• Your instructions
Check every line of the entries that follow, and copy the ones containing "폐회했다".

Collected data entries:
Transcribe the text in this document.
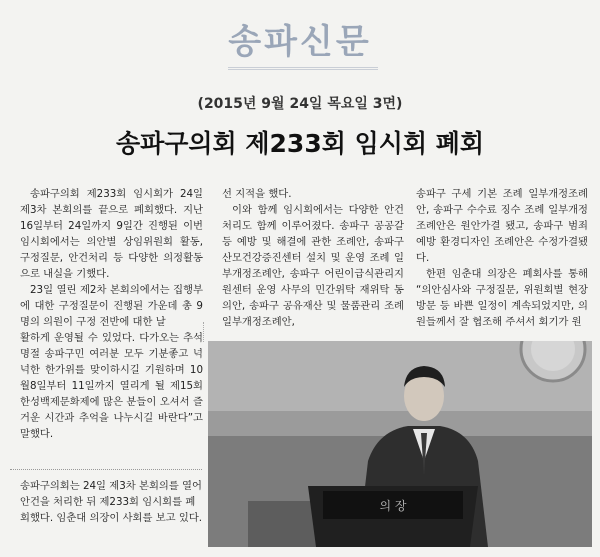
송파신문
(2015년 9월 24일 목요일 3면)
송파구의회 제233회 임시회 폐회

송파구의회 제233회 임시회가 24일 제3차 본회의를 끝으로 폐회했다. 지난 16일부터 24일까지 9일간 진행된 이번 임시회에서는 의안별 상임위원회 활동, 구정질문, 안건처리 등 다양한 의정활동으로 내실을 기했다.

23일 열린 제2차 본회의에서는 집행부에 대한 구정질문이 진행된 가운데 총 9명의 의원이 구정 전반에 대한 날

활하게 운영될 수 있었다. 다가오는 추석명절 송파구민 여러분 모두 기분좋고 넉넉한 한가위를 맞이하시길 기원하며 10월8일부터 11일까지 열리게 될 제15회 한성백제문화제에 많은 분들이 오셔서 즐거운 시간과 추억을 나누시길 바란다”고 말했다.

선 지적을 했다.

이와 함께 임시회에서는 다양한 안건처리도 함께 이루어졌다. 송파구 공공갈등 예방 및 해결에 관한 조례안, 송파구 산모건강증진센터 설치 및 운영 조례 일부개정조례안, 송파구 어린이급식관리지원센터 운영 사무의 민간위탁 재위탁 동의안, 송파구 공유재산 및 물품관리 조례 일부개정조례안,

송파구 구세 기본 조례 일부개정조례안, 송파구 수수료 징수 조례 일부개정조례안은 원안가결 됐고, 송파구 범죄예방 환경디자인 조례안은 수정가결됐다.

한편 임춘대 의장은 폐회사를 통해 “의안심사와 구정질문, 위원회별 현장방문 등 바쁜 일정이 계속되었지만, 의원들께서 잘 협조해 주셔서 회기가 원

송파구의회는 24일 제3차 본회의를 열어 안건을 처리한 뒤 제233회 임시회를 폐회했다. 임춘대 의장이 사회를 보고 있다.
의 장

• Answer to the exercise
송파구의회 제233회 임시회가 24일 제3차 본회의를 끝으로 폐회했다. 지난 16일부터 24일까지 9일간 진행된 이번 임시회에서는 의안별 상임위원회 활동, 구정질문, 안건처리 등 다양한 의정활동으로 내실을 기했다.
송파구의회는 24일 제3차 본회의를 열어 안건을 처리한 뒤 제233회 임시회를 폐회했다. 임춘대 의장이 사회를 보고 있다.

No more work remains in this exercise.